[Dataset records]
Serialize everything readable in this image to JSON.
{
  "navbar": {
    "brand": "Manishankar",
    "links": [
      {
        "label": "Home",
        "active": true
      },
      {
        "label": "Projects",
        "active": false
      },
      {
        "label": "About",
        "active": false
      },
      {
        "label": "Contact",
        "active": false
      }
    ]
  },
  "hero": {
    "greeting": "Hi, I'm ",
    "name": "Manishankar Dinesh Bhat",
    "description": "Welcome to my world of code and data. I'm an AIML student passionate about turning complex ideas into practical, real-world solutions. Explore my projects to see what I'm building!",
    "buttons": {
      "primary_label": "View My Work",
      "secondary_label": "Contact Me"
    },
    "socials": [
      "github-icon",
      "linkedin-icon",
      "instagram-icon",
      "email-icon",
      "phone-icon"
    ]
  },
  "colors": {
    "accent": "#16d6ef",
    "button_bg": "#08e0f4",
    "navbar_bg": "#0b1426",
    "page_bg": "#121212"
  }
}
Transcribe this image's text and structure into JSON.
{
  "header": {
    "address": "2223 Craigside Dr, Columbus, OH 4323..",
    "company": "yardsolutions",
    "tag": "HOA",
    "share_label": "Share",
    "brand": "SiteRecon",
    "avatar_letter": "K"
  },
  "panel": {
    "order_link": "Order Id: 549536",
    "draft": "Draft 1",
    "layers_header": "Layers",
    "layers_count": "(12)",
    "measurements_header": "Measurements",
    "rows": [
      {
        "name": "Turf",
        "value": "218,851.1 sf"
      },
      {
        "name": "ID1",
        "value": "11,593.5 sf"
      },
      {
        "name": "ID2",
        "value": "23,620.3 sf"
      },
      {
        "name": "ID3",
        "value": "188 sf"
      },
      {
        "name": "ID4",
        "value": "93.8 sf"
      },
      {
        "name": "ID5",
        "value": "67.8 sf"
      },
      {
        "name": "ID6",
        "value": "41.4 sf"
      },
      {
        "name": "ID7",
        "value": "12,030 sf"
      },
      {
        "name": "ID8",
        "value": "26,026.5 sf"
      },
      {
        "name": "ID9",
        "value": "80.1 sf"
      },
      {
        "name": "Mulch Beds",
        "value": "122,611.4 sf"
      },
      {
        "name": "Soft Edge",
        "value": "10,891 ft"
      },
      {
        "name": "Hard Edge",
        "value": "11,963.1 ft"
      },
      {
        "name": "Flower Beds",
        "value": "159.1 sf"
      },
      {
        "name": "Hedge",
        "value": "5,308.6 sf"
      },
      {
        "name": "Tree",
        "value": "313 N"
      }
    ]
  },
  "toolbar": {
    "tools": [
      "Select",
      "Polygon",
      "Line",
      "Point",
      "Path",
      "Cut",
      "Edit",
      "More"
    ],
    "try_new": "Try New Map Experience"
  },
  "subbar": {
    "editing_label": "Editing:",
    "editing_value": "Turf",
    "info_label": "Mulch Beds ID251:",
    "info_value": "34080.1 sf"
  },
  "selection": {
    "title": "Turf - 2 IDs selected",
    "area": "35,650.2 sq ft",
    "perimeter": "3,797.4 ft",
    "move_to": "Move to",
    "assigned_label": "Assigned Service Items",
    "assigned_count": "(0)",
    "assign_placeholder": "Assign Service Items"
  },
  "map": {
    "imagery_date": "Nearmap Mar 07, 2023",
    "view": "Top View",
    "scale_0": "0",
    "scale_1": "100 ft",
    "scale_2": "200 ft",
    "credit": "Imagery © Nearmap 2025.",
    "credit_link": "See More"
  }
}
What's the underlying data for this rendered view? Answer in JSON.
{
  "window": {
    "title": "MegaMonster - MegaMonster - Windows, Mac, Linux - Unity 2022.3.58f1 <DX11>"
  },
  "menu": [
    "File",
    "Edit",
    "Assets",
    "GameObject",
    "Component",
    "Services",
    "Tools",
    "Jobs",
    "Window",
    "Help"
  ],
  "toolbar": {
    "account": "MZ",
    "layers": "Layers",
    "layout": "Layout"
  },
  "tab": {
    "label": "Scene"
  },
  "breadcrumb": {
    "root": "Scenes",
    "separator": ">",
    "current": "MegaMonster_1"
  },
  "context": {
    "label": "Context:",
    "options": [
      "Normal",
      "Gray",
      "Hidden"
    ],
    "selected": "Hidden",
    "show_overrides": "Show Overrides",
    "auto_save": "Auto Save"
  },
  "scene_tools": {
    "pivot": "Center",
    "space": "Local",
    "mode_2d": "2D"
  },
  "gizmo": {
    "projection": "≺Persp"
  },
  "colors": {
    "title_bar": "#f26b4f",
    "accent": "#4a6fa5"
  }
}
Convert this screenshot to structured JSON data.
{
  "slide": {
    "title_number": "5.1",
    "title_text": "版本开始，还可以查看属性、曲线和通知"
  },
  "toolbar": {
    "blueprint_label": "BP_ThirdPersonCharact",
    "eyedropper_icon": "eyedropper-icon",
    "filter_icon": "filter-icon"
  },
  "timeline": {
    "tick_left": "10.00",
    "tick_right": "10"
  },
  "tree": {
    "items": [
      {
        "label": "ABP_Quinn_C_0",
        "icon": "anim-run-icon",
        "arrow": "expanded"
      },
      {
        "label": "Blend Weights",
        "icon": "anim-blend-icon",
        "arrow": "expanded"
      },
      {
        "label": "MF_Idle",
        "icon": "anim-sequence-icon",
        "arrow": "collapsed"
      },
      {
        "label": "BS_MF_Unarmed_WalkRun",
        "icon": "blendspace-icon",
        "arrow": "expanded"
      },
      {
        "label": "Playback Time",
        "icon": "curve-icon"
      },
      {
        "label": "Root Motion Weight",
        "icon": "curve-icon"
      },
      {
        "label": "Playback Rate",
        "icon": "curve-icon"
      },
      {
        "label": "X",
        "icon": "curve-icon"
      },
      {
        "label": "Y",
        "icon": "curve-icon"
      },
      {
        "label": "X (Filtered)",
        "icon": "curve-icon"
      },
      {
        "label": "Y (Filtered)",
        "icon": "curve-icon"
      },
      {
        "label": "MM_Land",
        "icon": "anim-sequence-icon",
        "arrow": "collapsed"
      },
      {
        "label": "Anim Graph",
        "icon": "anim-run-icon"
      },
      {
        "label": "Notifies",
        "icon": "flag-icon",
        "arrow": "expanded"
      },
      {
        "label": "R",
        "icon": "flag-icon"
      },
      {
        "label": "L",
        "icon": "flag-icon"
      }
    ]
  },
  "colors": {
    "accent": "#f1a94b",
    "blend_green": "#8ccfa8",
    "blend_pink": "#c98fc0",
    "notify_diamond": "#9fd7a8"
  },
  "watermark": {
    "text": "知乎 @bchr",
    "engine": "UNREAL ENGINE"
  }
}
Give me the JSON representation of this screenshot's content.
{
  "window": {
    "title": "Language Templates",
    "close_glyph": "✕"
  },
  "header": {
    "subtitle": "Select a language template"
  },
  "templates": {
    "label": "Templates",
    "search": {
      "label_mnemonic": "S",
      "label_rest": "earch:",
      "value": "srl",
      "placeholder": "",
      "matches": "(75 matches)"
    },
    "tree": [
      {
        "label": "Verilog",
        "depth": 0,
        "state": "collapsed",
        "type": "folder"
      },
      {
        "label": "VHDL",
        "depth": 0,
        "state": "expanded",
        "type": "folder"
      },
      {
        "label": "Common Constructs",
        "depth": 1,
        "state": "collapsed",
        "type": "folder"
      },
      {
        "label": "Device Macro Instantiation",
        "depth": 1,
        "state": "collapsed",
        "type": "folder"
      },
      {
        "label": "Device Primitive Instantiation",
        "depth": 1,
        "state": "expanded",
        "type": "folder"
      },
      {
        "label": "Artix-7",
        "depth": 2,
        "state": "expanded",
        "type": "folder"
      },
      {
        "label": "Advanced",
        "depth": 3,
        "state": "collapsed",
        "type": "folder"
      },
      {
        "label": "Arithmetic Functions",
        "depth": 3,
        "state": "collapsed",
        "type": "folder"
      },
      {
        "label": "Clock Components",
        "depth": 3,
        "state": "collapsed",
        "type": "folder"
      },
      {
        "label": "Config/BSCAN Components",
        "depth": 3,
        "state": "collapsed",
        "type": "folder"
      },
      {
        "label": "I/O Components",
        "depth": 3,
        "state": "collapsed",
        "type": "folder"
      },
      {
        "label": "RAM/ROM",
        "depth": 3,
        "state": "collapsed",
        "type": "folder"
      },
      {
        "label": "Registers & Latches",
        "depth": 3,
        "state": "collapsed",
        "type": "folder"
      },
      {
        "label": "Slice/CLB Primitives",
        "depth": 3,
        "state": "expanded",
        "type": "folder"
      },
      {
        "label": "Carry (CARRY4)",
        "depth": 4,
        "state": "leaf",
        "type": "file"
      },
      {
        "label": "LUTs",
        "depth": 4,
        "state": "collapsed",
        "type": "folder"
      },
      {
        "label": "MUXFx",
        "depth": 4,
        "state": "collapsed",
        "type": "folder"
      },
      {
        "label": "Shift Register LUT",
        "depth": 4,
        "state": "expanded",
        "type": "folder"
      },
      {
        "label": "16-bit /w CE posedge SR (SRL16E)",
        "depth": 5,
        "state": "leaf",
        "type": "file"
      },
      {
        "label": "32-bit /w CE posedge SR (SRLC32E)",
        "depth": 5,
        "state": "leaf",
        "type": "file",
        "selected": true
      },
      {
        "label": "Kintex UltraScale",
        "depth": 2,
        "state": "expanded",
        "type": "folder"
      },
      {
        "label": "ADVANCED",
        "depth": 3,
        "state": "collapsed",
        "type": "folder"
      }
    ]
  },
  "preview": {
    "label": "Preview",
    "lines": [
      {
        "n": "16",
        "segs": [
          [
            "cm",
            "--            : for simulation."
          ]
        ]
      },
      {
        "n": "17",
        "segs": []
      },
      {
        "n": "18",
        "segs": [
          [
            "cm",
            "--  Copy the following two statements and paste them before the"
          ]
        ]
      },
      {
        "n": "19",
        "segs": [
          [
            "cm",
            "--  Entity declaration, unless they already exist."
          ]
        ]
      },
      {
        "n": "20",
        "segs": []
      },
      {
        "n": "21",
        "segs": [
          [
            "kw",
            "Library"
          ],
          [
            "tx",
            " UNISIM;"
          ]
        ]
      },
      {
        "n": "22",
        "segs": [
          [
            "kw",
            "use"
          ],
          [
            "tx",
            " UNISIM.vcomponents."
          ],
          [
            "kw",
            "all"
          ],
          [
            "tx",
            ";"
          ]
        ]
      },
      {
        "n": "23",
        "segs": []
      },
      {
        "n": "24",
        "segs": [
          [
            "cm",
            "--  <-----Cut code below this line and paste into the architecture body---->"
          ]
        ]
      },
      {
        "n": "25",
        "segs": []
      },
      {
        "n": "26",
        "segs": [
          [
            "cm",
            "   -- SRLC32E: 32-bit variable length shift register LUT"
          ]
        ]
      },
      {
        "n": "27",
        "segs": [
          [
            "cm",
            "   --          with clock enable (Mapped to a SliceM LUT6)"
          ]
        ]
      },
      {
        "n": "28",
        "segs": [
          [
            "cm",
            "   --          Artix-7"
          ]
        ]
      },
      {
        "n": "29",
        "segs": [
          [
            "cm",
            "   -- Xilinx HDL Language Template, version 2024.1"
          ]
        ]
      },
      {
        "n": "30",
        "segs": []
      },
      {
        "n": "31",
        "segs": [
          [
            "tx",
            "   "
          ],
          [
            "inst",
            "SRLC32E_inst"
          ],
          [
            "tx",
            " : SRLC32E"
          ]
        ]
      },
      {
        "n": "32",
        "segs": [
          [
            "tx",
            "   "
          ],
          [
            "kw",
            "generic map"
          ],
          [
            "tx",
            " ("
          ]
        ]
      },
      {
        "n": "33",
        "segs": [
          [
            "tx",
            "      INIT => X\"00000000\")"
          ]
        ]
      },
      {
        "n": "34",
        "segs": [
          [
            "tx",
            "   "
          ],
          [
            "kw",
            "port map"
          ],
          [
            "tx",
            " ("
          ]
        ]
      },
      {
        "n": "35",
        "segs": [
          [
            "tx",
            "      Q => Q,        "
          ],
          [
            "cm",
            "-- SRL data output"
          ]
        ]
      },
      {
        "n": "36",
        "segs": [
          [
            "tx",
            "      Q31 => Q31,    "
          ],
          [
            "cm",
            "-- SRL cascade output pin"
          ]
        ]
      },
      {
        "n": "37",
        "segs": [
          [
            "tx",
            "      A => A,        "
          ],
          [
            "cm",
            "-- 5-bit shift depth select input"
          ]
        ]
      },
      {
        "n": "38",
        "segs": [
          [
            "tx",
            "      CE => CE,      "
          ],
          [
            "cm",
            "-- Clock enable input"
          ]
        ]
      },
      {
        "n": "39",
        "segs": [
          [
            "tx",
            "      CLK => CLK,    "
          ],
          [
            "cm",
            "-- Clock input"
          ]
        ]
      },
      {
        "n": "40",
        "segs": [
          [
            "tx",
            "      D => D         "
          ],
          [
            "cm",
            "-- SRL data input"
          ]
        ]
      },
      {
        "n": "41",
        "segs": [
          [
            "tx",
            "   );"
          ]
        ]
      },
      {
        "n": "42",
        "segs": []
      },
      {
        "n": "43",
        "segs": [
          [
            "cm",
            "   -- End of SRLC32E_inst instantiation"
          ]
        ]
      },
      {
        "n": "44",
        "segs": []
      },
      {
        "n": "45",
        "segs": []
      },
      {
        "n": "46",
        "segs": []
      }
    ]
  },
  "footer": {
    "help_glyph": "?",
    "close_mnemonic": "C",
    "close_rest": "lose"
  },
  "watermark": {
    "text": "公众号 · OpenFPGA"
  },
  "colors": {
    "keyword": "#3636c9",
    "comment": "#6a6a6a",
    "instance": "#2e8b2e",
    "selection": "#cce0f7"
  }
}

What is needed: Extract each line from the listing that holds the word "Nearmap".

Answer to this problem:
    "imagery_date": "Nearmap Mar 07, 2023",
    "credit": "Imagery © Nearmap 2025.",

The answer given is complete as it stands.